━━━━━ Excerpted data

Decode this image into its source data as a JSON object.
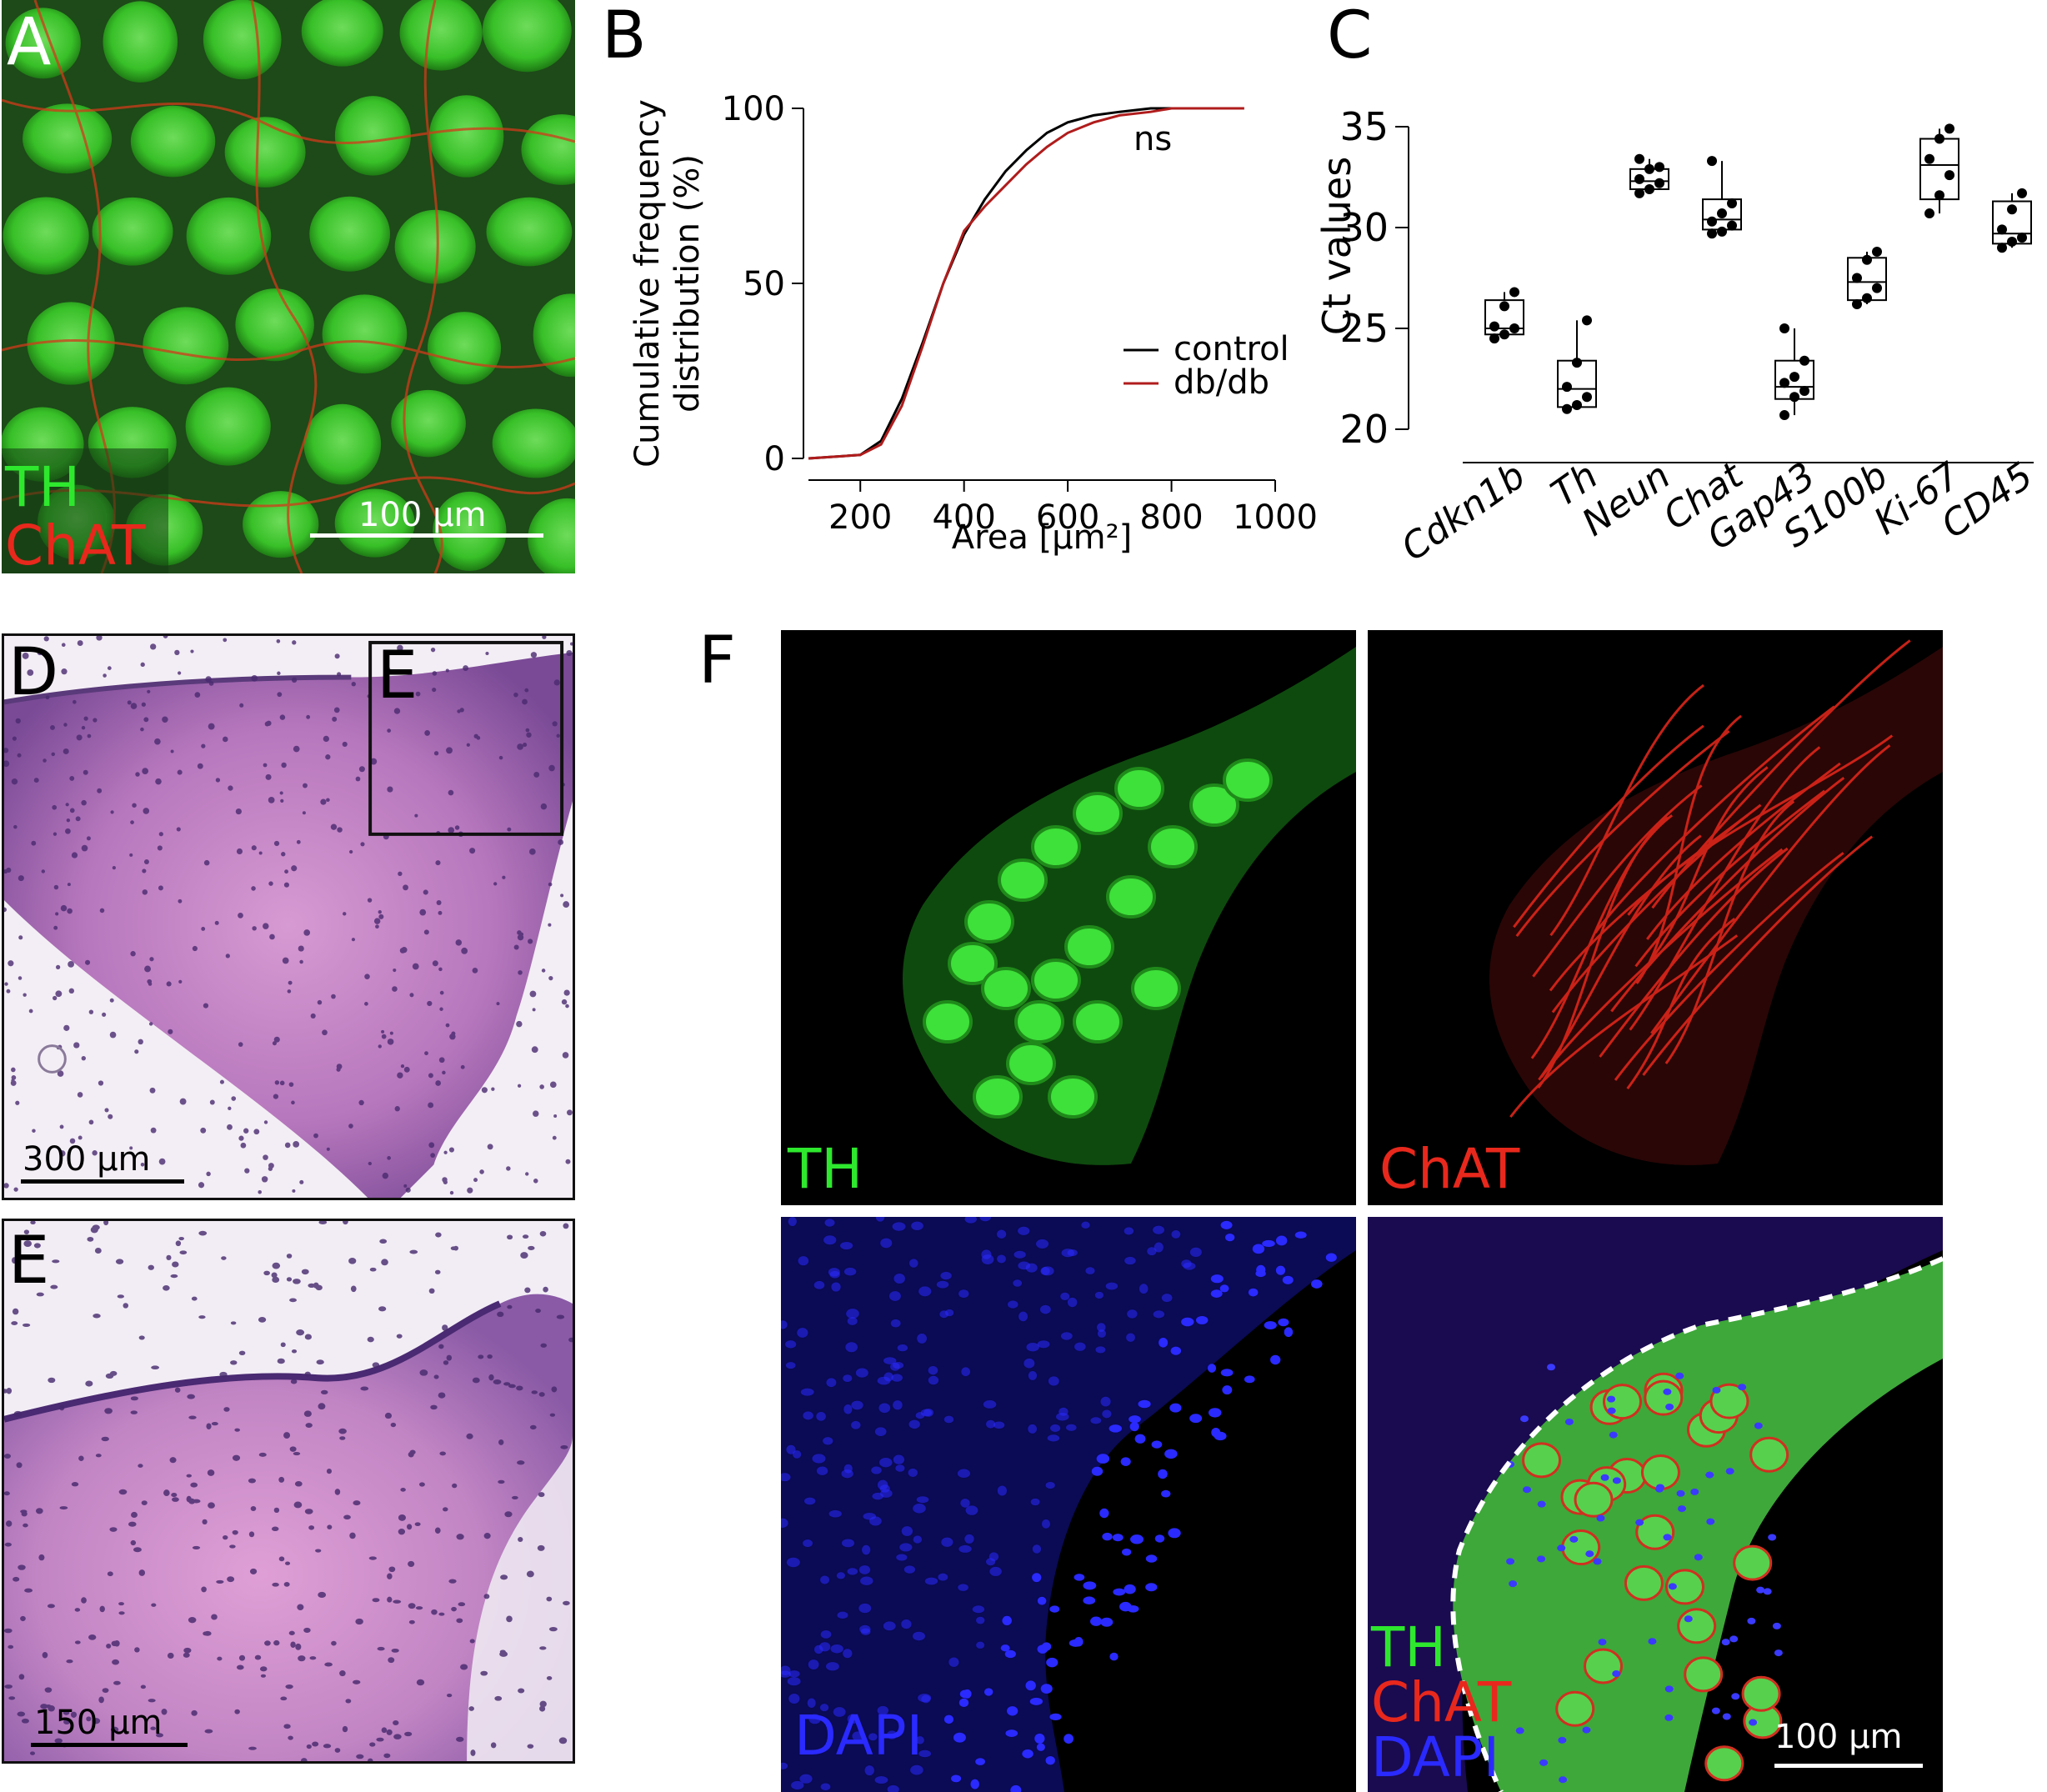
{
  "panel_letters": {
    "a": "A",
    "b": "B",
    "c": "C",
    "d": "D",
    "e": "E",
    "f": "F",
    "e_inset": "E"
  },
  "panel_a": {
    "label_th": "TH",
    "label_chat": "ChAT",
    "scale": "100 µm"
  },
  "panel_d": {
    "scale": "300 µm"
  },
  "panel_e": {
    "scale": "150 µm"
  },
  "panel_f": {
    "label_th": "TH",
    "label_chat": "ChAT",
    "label_dapi": "DAPI",
    "merge_th": "TH",
    "merge_chat": "ChAT",
    "merge_dapi": "DAPI",
    "scale": "100 µm"
  },
  "colors": {
    "green": "#2ee82e",
    "red": "#e8281c",
    "blue": "#2a2aff",
    "control_line": "#000000",
    "dbdb_line": "#b01c1c"
  },
  "chart_data": [
    {
      "type": "line",
      "ylabel_line1": "Cumulative frequency",
      "ylabel_line2": "distribution (%)",
      "xlabel": "Area [µm²]",
      "xlim": [
        100,
        1000
      ],
      "ylim": [
        0,
        100
      ],
      "xticks": [
        200,
        400,
        600,
        800,
        1000
      ],
      "yticks": [
        0,
        50,
        100
      ],
      "annotation": "ns",
      "legend": "center-right",
      "series": [
        {
          "name": "control",
          "x": [
            100,
            200,
            240,
            280,
            320,
            360,
            400,
            440,
            480,
            520,
            560,
            600,
            650,
            700,
            760,
            800,
            900,
            940
          ],
          "y": [
            0,
            1,
            5,
            17,
            33,
            50,
            64,
            74,
            82,
            88,
            93,
            96,
            98,
            99,
            100,
            100,
            100,
            100
          ]
        },
        {
          "name": "db/db",
          "x": [
            100,
            200,
            240,
            280,
            320,
            360,
            400,
            440,
            480,
            520,
            560,
            600,
            650,
            700,
            760,
            800,
            900,
            940
          ],
          "y": [
            0,
            1,
            4,
            15,
            32,
            50,
            65,
            72,
            78,
            84,
            89,
            93,
            96,
            98,
            99,
            100,
            100,
            100
          ]
        }
      ]
    },
    {
      "type": "box",
      "ylabel": "Ct values",
      "ylim": [
        20,
        35
      ],
      "yticks": [
        20,
        25,
        30,
        35
      ],
      "categories": [
        "Cdkn1b",
        "Th",
        "Neun",
        "Chat",
        "Gap43",
        "S100b",
        "Ki-67",
        "CD45"
      ],
      "boxes": [
        {
          "min": 24.5,
          "q1": 24.7,
          "median": 25.0,
          "q3": 26.4,
          "max": 26.8,
          "points": [
            24.5,
            24.7,
            25.0,
            25.1,
            26.1,
            26.8
          ]
        },
        {
          "min": 21.0,
          "q1": 21.1,
          "median": 22.0,
          "q3": 23.4,
          "max": 25.4,
          "points": [
            21.0,
            21.2,
            21.6,
            22.1,
            23.3,
            25.4
          ]
        },
        {
          "min": 31.7,
          "q1": 31.9,
          "median": 32.3,
          "q3": 32.9,
          "max": 33.4,
          "points": [
            31.7,
            31.9,
            32.2,
            32.4,
            32.9,
            33.0,
            33.4
          ]
        },
        {
          "min": 29.7,
          "q1": 29.9,
          "median": 30.4,
          "q3": 31.4,
          "max": 33.3,
          "points": [
            29.7,
            29.8,
            30.1,
            30.3,
            30.7,
            31.2,
            33.3
          ]
        },
        {
          "min": 20.7,
          "q1": 21.5,
          "median": 22.1,
          "q3": 23.4,
          "max": 25.0,
          "points": [
            20.7,
            21.6,
            21.9,
            22.3,
            22.6,
            23.4,
            25.0
          ]
        },
        {
          "min": 26.2,
          "q1": 26.4,
          "median": 27.3,
          "q3": 28.5,
          "max": 28.8,
          "points": [
            26.2,
            26.5,
            27.0,
            27.5,
            28.4,
            28.8
          ]
        },
        {
          "min": 30.7,
          "q1": 31.4,
          "median": 33.1,
          "q3": 34.4,
          "max": 34.9,
          "points": [
            30.7,
            31.6,
            32.6,
            33.4,
            34.4,
            34.9
          ]
        },
        {
          "min": 29.0,
          "q1": 29.2,
          "median": 29.7,
          "q3": 31.3,
          "max": 31.7,
          "points": [
            29.0,
            29.3,
            29.5,
            29.9,
            30.9,
            31.7
          ]
        }
      ]
    }
  ]
}
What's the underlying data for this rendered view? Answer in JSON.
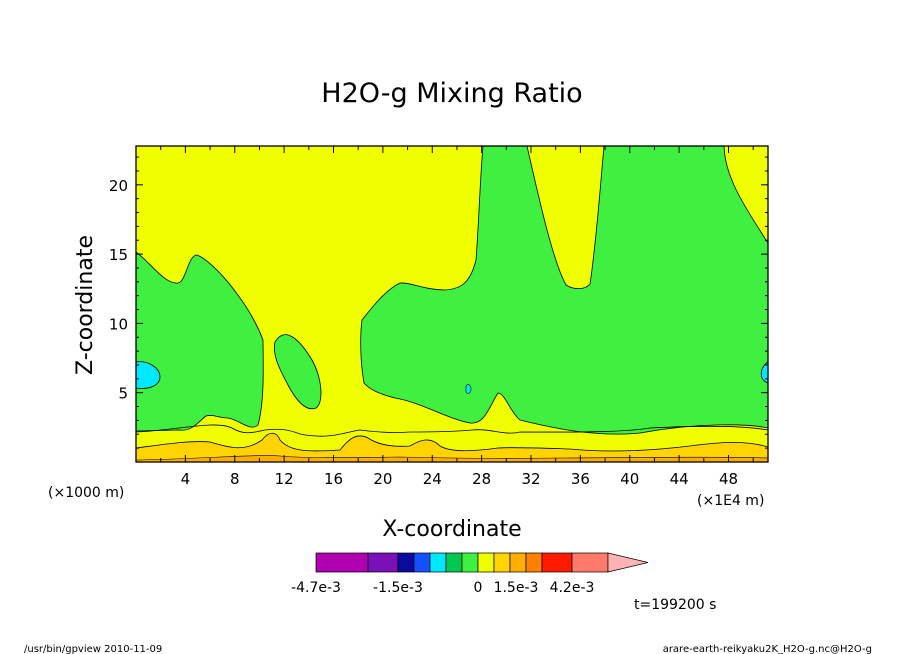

━━━━━━━━━━

- _Task to carry out_: Show every line from the listing above in which the string "JSON" appears.

- _Task solution_:
Decode this image into its source data as a JSON object.
What's the underlying data for this rendered view? Answer in JSON.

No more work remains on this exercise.